Write the records out again exactly, leaving no images in.

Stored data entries
## Start

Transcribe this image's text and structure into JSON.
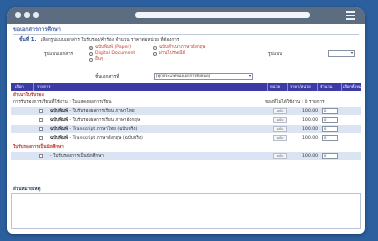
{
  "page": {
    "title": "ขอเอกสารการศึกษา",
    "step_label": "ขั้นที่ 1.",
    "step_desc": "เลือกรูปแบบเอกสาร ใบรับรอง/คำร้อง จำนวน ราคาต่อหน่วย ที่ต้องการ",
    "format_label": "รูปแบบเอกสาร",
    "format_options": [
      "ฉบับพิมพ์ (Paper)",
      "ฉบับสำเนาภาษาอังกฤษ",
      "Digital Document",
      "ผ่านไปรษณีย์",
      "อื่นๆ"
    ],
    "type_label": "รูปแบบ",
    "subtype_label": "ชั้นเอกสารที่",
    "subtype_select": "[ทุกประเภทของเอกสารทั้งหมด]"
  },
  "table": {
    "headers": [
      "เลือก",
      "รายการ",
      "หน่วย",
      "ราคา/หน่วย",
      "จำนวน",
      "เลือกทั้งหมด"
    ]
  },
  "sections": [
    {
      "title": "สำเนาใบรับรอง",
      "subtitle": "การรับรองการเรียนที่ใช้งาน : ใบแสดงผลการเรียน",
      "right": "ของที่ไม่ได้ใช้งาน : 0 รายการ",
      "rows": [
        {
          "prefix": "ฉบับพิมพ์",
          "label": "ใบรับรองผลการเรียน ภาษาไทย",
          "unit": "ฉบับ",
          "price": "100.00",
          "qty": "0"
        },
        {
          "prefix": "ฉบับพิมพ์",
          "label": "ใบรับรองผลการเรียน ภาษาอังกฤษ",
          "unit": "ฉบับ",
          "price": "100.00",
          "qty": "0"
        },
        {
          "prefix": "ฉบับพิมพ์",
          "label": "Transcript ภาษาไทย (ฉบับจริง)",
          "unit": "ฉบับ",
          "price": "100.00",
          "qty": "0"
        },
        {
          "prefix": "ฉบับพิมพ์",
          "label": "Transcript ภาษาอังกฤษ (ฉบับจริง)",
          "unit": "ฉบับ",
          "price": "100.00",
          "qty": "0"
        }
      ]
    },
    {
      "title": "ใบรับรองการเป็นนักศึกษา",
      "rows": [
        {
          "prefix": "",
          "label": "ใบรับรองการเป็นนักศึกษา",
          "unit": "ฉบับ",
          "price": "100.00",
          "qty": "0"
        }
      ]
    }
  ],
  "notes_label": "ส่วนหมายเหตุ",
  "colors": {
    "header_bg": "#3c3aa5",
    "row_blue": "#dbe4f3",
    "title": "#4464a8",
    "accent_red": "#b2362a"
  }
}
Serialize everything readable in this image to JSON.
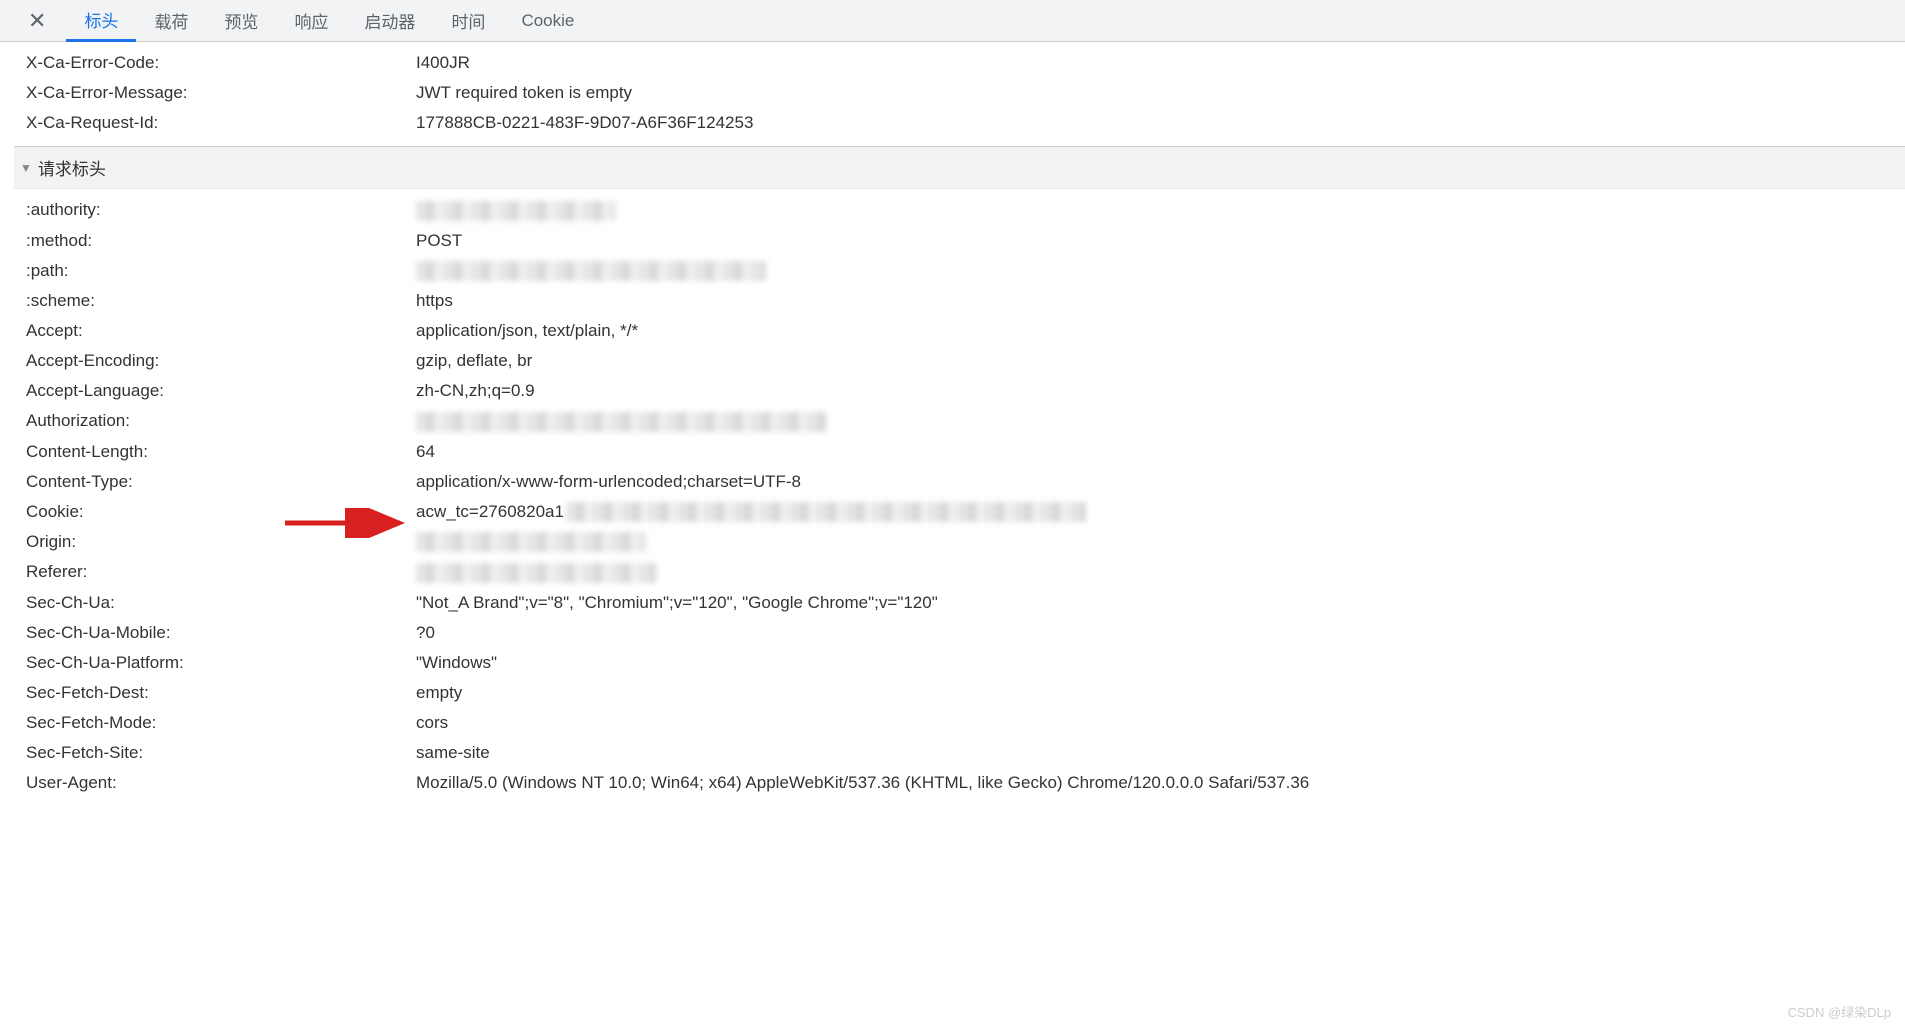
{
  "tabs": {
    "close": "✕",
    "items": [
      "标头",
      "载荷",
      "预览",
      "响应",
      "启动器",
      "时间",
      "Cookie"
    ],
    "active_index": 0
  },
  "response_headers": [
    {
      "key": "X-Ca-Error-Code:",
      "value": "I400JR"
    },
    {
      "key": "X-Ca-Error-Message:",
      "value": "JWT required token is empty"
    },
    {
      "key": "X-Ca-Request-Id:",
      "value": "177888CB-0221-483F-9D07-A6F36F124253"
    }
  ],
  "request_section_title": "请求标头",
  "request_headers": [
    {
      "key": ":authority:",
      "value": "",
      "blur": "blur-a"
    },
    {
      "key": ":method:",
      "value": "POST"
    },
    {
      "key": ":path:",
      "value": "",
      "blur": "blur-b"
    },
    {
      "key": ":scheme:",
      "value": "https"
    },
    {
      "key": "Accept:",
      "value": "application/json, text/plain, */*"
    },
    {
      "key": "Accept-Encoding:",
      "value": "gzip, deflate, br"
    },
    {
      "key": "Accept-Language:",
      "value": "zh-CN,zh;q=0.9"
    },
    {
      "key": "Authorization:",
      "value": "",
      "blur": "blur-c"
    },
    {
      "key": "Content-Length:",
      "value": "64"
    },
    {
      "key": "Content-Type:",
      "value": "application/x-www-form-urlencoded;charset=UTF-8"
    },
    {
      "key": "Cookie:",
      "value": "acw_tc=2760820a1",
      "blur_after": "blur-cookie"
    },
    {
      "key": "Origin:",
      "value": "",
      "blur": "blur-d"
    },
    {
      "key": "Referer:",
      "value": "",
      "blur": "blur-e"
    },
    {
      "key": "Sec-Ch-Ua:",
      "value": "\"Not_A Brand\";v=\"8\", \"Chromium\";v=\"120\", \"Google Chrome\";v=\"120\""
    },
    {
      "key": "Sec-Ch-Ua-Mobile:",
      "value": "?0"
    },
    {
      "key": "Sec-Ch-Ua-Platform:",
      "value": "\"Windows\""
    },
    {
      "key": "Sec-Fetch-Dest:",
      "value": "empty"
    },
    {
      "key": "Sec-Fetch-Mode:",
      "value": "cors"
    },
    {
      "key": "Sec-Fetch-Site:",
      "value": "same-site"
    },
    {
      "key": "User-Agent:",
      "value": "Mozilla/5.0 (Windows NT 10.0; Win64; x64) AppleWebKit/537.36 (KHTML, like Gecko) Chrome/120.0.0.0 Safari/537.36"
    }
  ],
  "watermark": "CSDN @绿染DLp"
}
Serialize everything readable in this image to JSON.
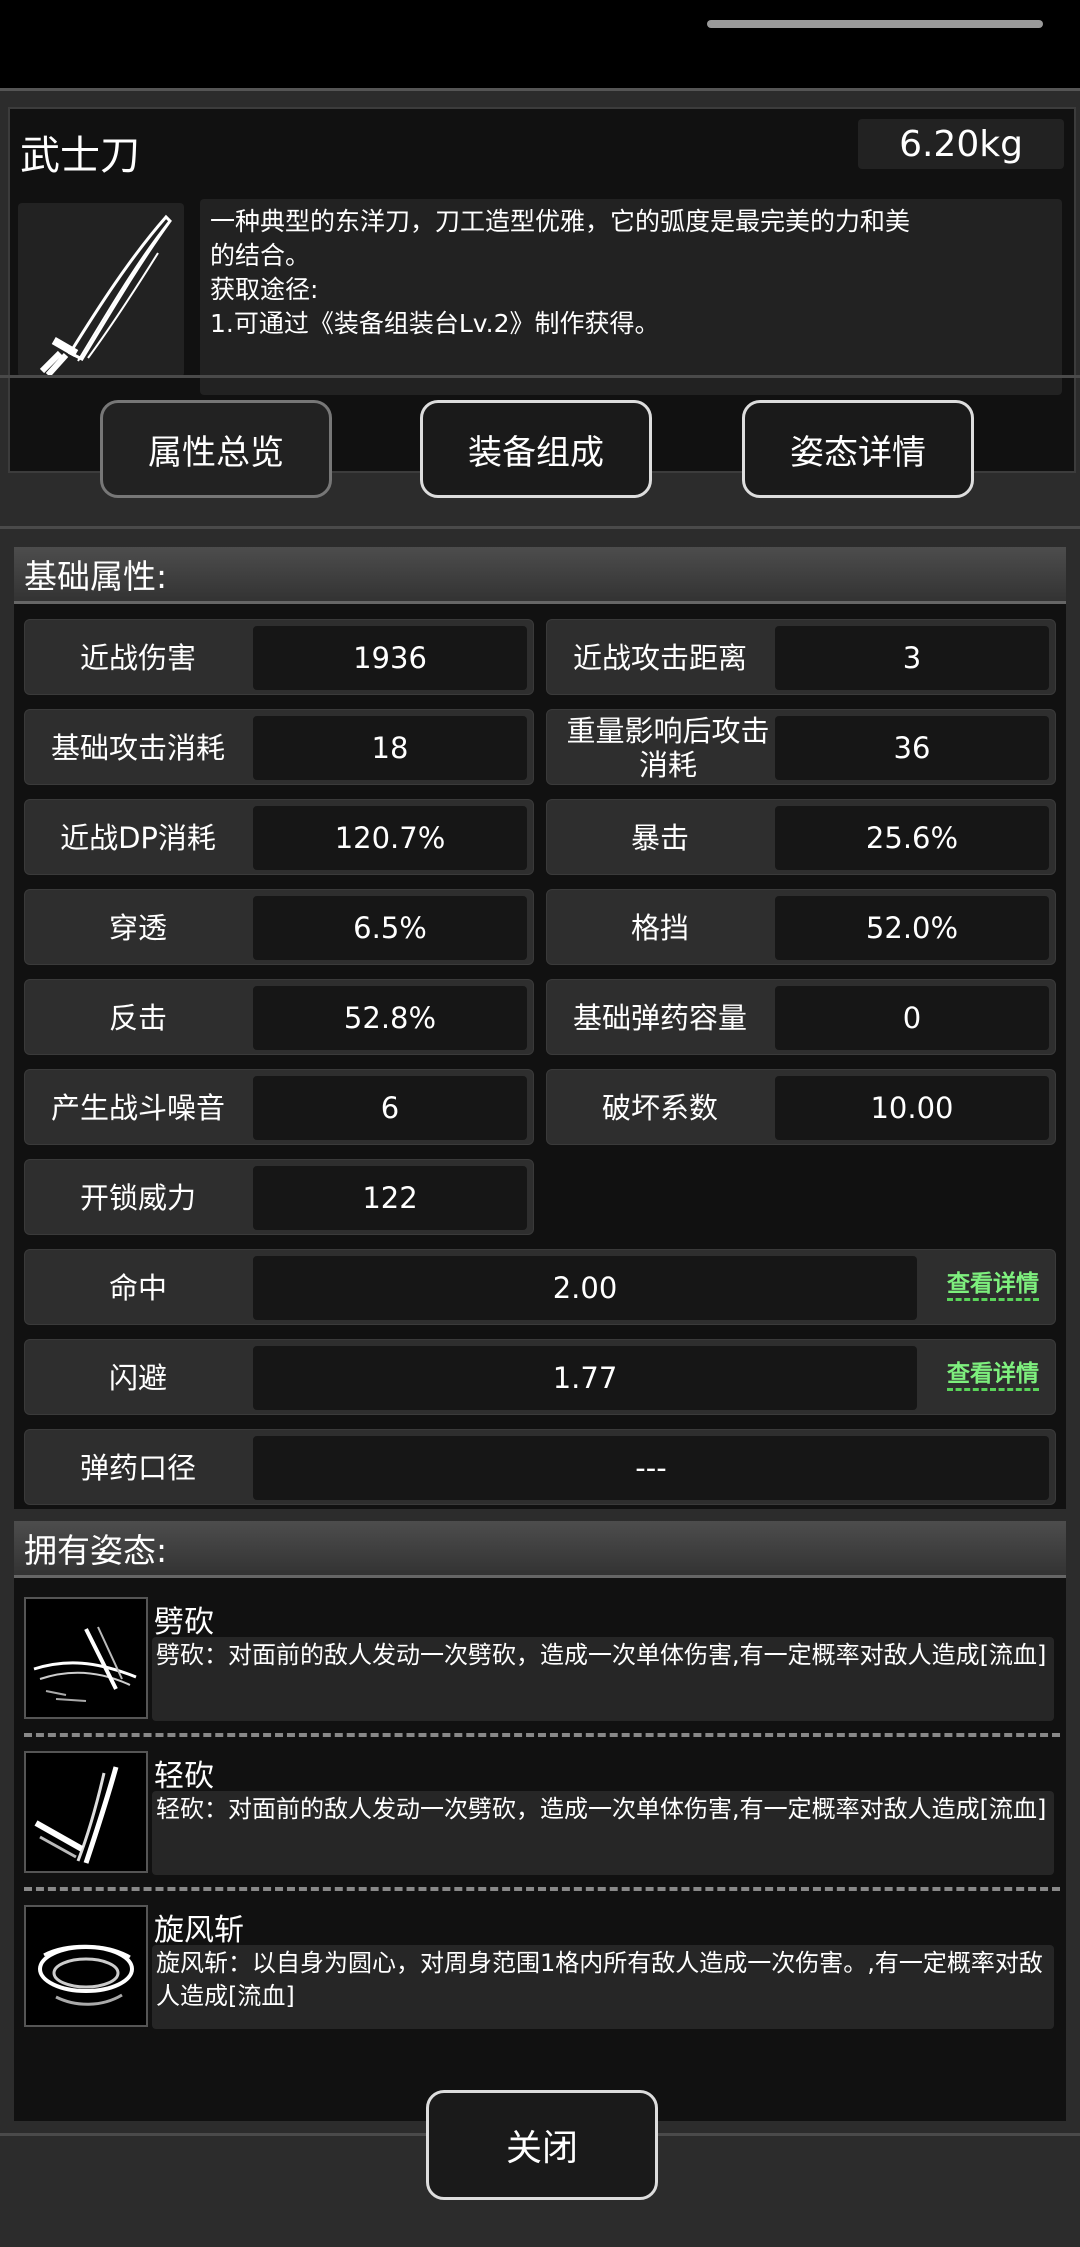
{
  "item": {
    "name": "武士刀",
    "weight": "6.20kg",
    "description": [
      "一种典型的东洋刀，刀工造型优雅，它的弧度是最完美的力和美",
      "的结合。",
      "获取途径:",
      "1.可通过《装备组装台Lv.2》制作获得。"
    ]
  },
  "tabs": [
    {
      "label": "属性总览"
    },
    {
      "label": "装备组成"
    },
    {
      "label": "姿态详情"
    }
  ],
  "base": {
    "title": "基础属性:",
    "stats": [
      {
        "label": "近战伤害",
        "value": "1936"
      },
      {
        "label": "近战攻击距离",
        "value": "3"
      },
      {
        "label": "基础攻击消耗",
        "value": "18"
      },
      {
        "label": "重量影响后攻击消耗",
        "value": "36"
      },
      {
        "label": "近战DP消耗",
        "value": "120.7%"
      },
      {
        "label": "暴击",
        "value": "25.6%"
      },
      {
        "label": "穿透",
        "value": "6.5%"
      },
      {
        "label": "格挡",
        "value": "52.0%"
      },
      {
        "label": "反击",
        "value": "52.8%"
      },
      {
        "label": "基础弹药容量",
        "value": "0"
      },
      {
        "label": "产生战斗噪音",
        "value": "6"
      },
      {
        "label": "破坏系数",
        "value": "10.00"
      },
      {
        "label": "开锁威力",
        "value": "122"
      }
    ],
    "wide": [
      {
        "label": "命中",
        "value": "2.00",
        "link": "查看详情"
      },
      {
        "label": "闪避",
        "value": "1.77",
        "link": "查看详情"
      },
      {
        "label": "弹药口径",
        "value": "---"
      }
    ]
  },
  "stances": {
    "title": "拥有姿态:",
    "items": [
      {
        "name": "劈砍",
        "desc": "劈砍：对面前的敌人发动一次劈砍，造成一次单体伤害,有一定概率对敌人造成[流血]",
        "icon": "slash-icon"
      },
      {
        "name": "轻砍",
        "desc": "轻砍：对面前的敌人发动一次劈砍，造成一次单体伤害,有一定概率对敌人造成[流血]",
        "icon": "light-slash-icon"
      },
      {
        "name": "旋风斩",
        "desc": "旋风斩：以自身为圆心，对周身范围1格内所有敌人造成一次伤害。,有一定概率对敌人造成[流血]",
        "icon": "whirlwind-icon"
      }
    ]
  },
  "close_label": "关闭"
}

## End

* **Solution**:
Transcribe this image's text and structure into JSON.
{
  "page": {
    "title": "ขอเอกสารการศึกษา",
    "step_label": "ขั้นที่ 1.",
    "step_desc": "เลือกรูปแบบเอกสาร ใบรับรอง/คำร้อง จำนวน ราคาต่อหน่วย ที่ต้องการ",
    "format_label": "รูปแบบเอกสาร",
    "format_options": [
      "ฉบับพิมพ์ (Paper)",
      "ฉบับสำเนาภาษาอังกฤษ",
      "Digital Document",
      "ผ่านไปรษณีย์",
      "อื่นๆ"
    ],
    "type_label": "รูปแบบ",
    "subtype_label": "ชั้นเอกสารที่",
    "subtype_select": "[ทุกประเภทของเอกสารทั้งหมด]"
  },
  "table": {
    "headers": [
      "เลือก",
      "รายการ",
      "หน่วย",
      "ราคา/หน่วย",
      "จำนวน",
      "เลือกทั้งหมด"
    ]
  },
  "sections": [
    {
      "title": "สำเนาใบรับรอง",
      "subtitle": "การรับรองการเรียนที่ใช้งาน : ใบแสดงผลการเรียน",
      "right": "ของที่ไม่ได้ใช้งาน : 0 รายการ",
      "rows": [
        {
          "prefix": "ฉบับพิมพ์",
          "label": "ใบรับรองผลการเรียน ภาษาไทย",
          "unit": "ฉบับ",
          "price": "100.00",
          "qty": "0"
        },
        {
          "prefix": "ฉบับพิมพ์",
          "label": "ใบรับรองผลการเรียน ภาษาอังกฤษ",
          "unit": "ฉบับ",
          "price": "100.00",
          "qty": "0"
        },
        {
          "prefix": "ฉบับพิมพ์",
          "label": "Transcript ภาษาไทย (ฉบับจริง)",
          "unit": "ฉบับ",
          "price": "100.00",
          "qty": "0"
        },
        {
          "prefix": "ฉบับพิมพ์",
          "label": "Transcript ภาษาอังกฤษ (ฉบับจริง)",
          "unit": "ฉบับ",
          "price": "100.00",
          "qty": "0"
        }
      ]
    },
    {
      "title": "ใบรับรองการเป็นนักศึกษา",
      "rows": [
        {
          "prefix": "",
          "label": "ใบรับรองการเป็นนักศึกษา",
          "unit": "ฉบับ",
          "price": "100.00",
          "qty": "0"
        }
      ]
    }
  ],
  "notes_label": "ส่วนหมายเหตุ",
  "colors": {
    "header_bg": "#3c3aa5",
    "row_blue": "#dbe4f3",
    "title": "#4464a8",
    "accent_red": "#b2362a"
  }
}
Serialize everything readable in this image to JSON.
{
  "tabs": {
    "close": "✕",
    "items": [
      "标头",
      "载荷",
      "预览",
      "响应",
      "启动器",
      "时间",
      "Cookie"
    ],
    "active_index": 0
  },
  "response_headers": [
    {
      "key": "X-Ca-Error-Code:",
      "value": "I400JR"
    },
    {
      "key": "X-Ca-Error-Message:",
      "value": "JWT required token is empty"
    },
    {
      "key": "X-Ca-Request-Id:",
      "value": "177888CB-0221-483F-9D07-A6F36F124253"
    }
  ],
  "request_section_title": "请求标头",
  "request_headers": [
    {
      "key": ":authority:",
      "value": "",
      "blur": "blur-a"
    },
    {
      "key": ":method:",
      "value": "POST"
    },
    {
      "key": ":path:",
      "value": "",
      "blur": "blur-b"
    },
    {
      "key": ":scheme:",
      "value": "https"
    },
    {
      "key": "Accept:",
      "value": "application/json, text/plain, */*"
    },
    {
      "key": "Accept-Encoding:",
      "value": "gzip, deflate, br"
    },
    {
      "key": "Accept-Language:",
      "value": "zh-CN,zh;q=0.9"
    },
    {
      "key": "Authorization:",
      "value": "",
      "blur": "blur-c"
    },
    {
      "key": "Content-Length:",
      "value": "64"
    },
    {
      "key": "Content-Type:",
      "value": "application/x-www-form-urlencoded;charset=UTF-8"
    },
    {
      "key": "Cookie:",
      "value": "acw_tc=2760820a1",
      "blur_after": "blur-cookie"
    },
    {
      "key": "Origin:",
      "value": "",
      "blur": "blur-d"
    },
    {
      "key": "Referer:",
      "value": "",
      "blur": "blur-e"
    },
    {
      "key": "Sec-Ch-Ua:",
      "value": "\"Not_A Brand\";v=\"8\", \"Chromium\";v=\"120\", \"Google Chrome\";v=\"120\""
    },
    {
      "key": "Sec-Ch-Ua-Mobile:",
      "value": "?0"
    },
    {
      "key": "Sec-Ch-Ua-Platform:",
      "value": "\"Windows\""
    },
    {
      "key": "Sec-Fetch-Dest:",
      "value": "empty"
    },
    {
      "key": "Sec-Fetch-Mode:",
      "value": "cors"
    },
    {
      "key": "Sec-Fetch-Site:",
      "value": "same-site"
    },
    {
      "key": "User-Agent:",
      "value": "Mozilla/5.0 (Windows NT 10.0; Win64; x64) AppleWebKit/537.36 (KHTML, like Gecko) Chrome/120.0.0.0 Safari/537.36"
    }
  ],
  "watermark": "CSDN @绿染DLp"
}
Serialize everything readable in this image to JSON.
{
  "item": {
    "name": "武士刀",
    "weight": "6.20kg",
    "description": [
      "一种典型的东洋刀，刀工造型优雅，它的弧度是最完美的力和美",
      "的结合。",
      "获取途径:",
      "1.可通过《装备组装台Lv.2》制作获得。"
    ]
  },
  "tabs": [
    {
      "label": "属性总览"
    },
    {
      "label": "装备组成"
    },
    {
      "label": "姿态详情"
    }
  ],
  "base": {
    "title": "基础属性:",
    "stats": [
      {
        "label": "近战伤害",
        "value": "1936"
      },
      {
        "label": "近战攻击距离",
        "value": "3"
      },
      {
        "label": "基础攻击消耗",
        "value": "18"
      },
      {
        "label": "重量影响后攻击消耗",
        "value": "36"
      },
      {
        "label": "近战DP消耗",
        "value": "120.7%"
      },
      {
        "label": "暴击",
        "value": "25.6%"
      },
      {
        "label": "穿透",
        "value": "6.5%"
      },
      {
        "label": "格挡",
        "value": "52.0%"
      },
      {
        "label": "反击",
        "value": "52.8%"
      },
      {
        "label": "基础弹药容量",
        "value": "0"
      },
      {
        "label": "产生战斗噪音",
        "value": "6"
      },
      {
        "label": "破坏系数",
        "value": "10.00"
      },
      {
        "label": "开锁威力",
        "value": "122"
      }
    ],
    "wide": [
      {
        "label": "命中",
        "value": "2.00",
        "link": "查看详情"
      },
      {
        "label": "闪避",
        "value": "1.77",
        "link": "查看详情"
      },
      {
        "label": "弹药口径",
        "value": "---"
      }
    ]
  },
  "stances": {
    "title": "拥有姿态:",
    "items": [
      {
        "name": "劈砍",
        "desc": "劈砍：对面前的敌人发动一次劈砍，造成一次单体伤害,有一定概率对敌人造成[流血]",
        "icon": "slash-icon"
      },
      {
        "name": "轻砍",
        "desc": "轻砍：对面前的敌人发动一次劈砍，造成一次单体伤害,有一定概率对敌人造成[流血]",
        "icon": "light-slash-icon"
      },
      {
        "name": "旋风斩",
        "desc": "旋风斩：以自身为圆心，对周身范围1格内所有敌人造成一次伤害。,有一定概率对敌人造成[流血]",
        "icon": "whirlwind-icon"
      }
    ]
  },
  "close_label": "关闭"
}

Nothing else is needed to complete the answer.